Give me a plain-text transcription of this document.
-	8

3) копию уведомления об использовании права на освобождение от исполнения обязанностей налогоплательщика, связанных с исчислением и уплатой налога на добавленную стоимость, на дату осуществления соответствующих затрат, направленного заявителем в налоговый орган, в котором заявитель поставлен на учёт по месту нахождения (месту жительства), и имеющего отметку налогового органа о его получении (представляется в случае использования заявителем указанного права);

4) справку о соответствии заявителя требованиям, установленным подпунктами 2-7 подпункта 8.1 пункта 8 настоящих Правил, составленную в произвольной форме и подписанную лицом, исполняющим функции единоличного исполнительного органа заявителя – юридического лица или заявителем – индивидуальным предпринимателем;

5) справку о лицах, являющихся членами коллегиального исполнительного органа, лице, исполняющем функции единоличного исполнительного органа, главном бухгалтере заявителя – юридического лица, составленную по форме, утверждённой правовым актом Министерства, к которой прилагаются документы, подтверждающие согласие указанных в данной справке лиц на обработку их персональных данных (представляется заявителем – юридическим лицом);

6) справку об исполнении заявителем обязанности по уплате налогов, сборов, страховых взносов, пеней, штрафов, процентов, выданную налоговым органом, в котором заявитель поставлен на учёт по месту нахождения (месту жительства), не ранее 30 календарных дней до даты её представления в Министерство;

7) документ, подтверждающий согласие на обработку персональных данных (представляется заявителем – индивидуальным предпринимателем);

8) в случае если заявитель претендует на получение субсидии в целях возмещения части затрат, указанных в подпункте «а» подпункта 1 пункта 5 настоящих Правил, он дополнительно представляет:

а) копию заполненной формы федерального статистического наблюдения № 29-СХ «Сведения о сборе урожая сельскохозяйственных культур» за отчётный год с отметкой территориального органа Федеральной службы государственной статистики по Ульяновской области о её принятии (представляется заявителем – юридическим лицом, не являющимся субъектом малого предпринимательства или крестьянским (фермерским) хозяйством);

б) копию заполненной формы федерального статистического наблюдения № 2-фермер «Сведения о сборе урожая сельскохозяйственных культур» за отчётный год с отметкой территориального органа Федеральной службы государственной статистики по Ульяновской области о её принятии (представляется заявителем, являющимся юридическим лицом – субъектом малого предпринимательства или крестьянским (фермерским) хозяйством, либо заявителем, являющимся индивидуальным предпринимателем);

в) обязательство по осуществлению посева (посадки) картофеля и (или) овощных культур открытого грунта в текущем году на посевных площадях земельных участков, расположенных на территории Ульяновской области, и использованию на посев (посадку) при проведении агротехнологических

+-------+

**What to do**
Write out the data again, exactly and in full.

**Output of the exercise**
Give me a plain-text transcription of this document.
-	8

3) копию уведомления об использовании права на освобождение от исполнения обязанностей налогоплательщика, связанных с исчислением и уплатой налога на добавленную стоимость, на дату осуществления соответствующих затрат, направленного заявителем в налоговый орган, в котором заявитель поставлен на учёт по месту нахождения (месту жительства), и имеющего отметку налогового органа о его получении (представляется в случае использования заявителем указанного права);

4) справку о соответствии заявителя требованиям, установленным подпунктами 2-7 подпункта 8.1 пункта 8 настоящих Правил, составленную в произвольной форме и подписанную лицом, исполняющим функции единоличного исполнительного органа заявителя – юридического лица или заявителем – индивидуальным предпринимателем;

5) справку о лицах, являющихся членами коллегиального исполнительного органа, лице, исполняющем функции единоличного исполнительного органа, главном бухгалтере заявителя – юридического лица, составленную по форме, утверждённой правовым актом Министерства, к которой прилагаются документы, подтверждающие согласие указанных в данной справке лиц на обработку их персональных данных (представляется заявителем – юридическим лицом);

6) справку об исполнении заявителем обязанности по уплате налогов, сборов, страховых взносов, пеней, штрафов, процентов, выданную налоговым органом, в котором заявитель поставлен на учёт по месту нахождения (месту жительства), не ранее 30 календарных дней до даты её представления в Министерство;

7) документ, подтверждающий согласие на обработку персональных данных (представляется заявителем – индивидуальным предпринимателем);

8) в случае если заявитель претендует на получение субсидии в целях возмещения части затрат, указанных в подпункте «а» подпункта 1 пункта 5 настоящих Правил, он дополнительно представляет:

а) копию заполненной формы федерального статистического наблюдения № 29-СХ «Сведения о сборе урожая сельскохозяйственных культур» за отчётный год с отметкой территориального органа Федеральной службы государственной статистики по Ульяновской области о её принятии (представляется заявителем – юридическим лицом, не являющимся субъектом малого предпринимательства или крестьянским (фермерским) хозяйством);

б) копию заполненной формы федерального статистического наблюдения № 2-фермер «Сведения о сборе урожая сельскохозяйственных культур» за отчётный год с отметкой территориального органа Федеральной службы государственной статистики по Ульяновской области о её принятии (представляется заявителем, являющимся юридическим лицом – субъектом малого предпринимательства или крестьянским (фермерским) хозяйством, либо заявителем, являющимся индивидуальным предпринимателем);

в) обязательство по осуществлению посева (посадки) картофеля и (или) овощных культур открытого грунта в текущем году на посевных площадях земельных участков, расположенных на территории Ульяновской области, и использованию на посев (посадку) при проведении агротехнологических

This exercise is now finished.